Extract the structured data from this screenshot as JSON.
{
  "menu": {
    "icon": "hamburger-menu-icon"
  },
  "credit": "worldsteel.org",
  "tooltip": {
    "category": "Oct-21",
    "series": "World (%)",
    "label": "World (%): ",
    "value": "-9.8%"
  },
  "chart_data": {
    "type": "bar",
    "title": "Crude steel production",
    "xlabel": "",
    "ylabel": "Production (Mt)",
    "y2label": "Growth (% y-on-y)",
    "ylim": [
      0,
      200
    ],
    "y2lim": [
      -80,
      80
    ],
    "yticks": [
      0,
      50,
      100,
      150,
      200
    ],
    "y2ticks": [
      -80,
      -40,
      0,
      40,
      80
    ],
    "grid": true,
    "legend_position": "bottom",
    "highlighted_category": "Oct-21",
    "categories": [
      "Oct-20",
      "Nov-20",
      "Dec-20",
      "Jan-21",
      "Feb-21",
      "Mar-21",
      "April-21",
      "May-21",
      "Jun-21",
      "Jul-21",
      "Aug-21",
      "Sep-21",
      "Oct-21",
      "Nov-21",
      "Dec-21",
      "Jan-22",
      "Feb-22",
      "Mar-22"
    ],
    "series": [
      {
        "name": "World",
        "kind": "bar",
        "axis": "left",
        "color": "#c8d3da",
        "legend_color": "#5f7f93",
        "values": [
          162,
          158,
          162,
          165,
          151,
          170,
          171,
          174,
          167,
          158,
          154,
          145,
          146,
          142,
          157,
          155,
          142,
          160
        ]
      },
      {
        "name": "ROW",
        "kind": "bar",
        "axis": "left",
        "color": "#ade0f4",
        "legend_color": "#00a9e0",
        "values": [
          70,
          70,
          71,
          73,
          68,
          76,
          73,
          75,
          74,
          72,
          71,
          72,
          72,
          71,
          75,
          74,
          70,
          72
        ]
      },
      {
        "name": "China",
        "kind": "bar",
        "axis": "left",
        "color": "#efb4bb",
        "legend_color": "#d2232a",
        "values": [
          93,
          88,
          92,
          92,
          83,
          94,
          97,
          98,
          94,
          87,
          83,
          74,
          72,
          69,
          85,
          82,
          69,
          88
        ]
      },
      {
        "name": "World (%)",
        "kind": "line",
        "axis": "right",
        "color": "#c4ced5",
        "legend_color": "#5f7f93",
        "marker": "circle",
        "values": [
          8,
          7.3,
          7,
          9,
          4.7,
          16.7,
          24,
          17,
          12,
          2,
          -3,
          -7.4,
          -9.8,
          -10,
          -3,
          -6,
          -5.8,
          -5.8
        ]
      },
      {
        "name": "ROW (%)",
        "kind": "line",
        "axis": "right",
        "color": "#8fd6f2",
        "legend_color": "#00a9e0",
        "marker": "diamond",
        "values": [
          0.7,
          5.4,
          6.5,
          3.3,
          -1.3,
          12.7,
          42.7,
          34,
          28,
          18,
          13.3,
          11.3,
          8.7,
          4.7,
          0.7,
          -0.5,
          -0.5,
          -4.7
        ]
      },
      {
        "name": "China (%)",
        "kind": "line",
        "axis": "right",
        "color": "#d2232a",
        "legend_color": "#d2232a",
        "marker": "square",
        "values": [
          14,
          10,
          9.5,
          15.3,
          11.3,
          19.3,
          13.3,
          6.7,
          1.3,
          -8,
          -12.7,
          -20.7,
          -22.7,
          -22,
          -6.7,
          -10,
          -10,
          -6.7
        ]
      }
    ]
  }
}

→ Work to do
Tally every line of the listing that holds the string "marker", then give the number by itself.

→ Answer to the exercise
3